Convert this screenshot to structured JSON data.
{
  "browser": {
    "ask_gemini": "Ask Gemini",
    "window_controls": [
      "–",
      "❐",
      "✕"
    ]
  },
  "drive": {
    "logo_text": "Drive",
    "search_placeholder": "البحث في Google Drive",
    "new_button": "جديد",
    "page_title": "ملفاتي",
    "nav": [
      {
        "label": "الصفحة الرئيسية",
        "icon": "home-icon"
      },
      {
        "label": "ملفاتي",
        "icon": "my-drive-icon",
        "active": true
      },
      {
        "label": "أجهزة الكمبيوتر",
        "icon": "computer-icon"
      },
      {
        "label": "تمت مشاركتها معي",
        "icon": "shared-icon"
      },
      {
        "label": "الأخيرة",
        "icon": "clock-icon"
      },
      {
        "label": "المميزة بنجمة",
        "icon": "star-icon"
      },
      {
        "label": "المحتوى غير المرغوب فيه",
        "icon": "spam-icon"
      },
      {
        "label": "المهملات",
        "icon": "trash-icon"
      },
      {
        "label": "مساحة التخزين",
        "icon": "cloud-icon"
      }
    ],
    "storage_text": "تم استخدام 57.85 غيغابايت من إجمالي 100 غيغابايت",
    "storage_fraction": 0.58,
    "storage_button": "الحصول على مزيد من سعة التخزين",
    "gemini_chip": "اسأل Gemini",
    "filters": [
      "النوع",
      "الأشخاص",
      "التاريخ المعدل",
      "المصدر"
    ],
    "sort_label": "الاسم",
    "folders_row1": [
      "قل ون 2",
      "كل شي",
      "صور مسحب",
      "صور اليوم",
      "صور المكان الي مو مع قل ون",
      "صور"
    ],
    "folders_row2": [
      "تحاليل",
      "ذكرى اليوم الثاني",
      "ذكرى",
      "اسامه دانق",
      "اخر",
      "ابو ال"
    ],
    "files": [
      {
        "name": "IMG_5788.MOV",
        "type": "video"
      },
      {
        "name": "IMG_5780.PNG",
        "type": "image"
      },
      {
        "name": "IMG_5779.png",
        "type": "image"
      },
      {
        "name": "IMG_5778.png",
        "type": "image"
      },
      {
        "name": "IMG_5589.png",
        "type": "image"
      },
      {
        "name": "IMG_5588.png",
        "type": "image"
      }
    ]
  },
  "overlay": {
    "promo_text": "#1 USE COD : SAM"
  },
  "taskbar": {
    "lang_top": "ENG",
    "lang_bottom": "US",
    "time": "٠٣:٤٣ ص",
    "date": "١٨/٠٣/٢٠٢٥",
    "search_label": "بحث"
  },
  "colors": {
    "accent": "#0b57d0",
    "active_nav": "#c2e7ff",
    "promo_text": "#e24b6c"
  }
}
--
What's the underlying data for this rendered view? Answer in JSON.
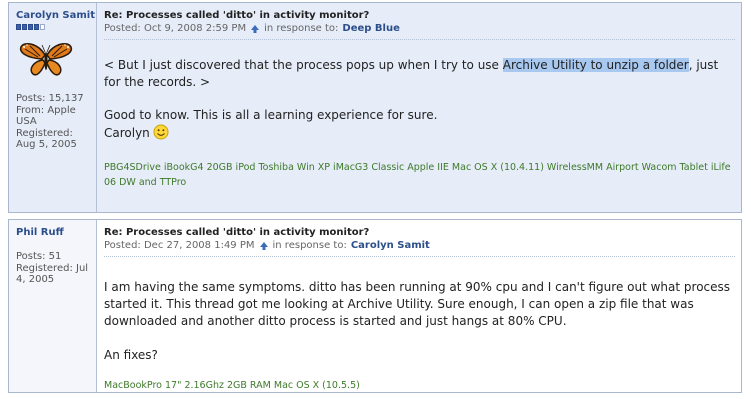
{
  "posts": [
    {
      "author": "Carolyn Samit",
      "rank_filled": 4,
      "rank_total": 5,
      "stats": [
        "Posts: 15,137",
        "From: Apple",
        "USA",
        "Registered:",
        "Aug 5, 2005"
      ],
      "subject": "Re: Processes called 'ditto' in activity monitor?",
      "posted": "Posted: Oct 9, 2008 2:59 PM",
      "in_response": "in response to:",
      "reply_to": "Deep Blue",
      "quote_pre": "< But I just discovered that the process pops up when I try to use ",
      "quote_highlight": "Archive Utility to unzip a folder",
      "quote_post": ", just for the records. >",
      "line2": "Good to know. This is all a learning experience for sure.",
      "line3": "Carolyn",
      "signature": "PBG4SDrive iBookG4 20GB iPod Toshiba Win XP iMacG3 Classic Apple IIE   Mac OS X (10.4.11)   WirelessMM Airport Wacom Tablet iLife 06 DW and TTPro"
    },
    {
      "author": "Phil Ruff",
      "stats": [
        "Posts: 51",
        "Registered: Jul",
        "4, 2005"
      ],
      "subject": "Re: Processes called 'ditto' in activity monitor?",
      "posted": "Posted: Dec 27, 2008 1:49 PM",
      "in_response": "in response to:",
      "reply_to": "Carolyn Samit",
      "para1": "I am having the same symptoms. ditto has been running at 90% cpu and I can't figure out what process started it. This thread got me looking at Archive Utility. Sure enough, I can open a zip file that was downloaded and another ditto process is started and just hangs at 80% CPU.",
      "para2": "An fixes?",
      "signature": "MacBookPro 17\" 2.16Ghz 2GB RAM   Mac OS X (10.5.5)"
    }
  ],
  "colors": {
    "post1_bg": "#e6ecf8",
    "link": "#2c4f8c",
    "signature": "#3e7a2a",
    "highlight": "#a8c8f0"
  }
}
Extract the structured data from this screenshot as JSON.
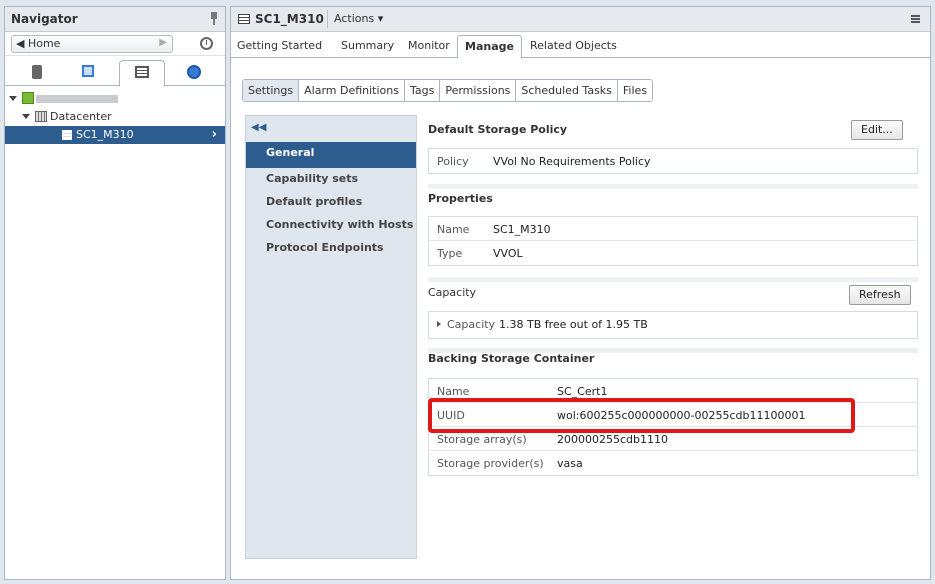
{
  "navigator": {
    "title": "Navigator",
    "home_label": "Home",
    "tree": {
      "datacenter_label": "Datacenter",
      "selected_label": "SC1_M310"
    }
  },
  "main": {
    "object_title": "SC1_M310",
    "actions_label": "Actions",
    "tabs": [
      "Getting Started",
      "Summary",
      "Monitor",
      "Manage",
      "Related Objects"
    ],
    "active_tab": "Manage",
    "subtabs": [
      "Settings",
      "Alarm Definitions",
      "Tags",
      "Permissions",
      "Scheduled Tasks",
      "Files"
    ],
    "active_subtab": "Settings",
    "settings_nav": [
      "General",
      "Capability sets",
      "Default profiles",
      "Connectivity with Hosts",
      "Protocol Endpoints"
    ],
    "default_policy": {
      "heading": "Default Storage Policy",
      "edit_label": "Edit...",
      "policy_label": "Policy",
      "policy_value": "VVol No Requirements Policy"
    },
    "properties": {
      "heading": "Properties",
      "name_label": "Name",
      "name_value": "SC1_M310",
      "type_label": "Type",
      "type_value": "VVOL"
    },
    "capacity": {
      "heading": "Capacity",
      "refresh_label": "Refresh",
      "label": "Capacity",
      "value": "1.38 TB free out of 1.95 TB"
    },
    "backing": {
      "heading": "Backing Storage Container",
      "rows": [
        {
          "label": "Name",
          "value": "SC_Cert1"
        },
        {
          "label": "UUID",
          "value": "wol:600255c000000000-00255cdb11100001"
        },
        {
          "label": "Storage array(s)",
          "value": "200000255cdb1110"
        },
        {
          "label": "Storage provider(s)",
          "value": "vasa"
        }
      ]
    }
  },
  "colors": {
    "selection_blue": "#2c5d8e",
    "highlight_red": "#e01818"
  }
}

* [CHALLENGE] Some lines of the records may hold the word "signature". How many do? Answer with a number and nothing else.

* [CORRECT RESPONSE] 3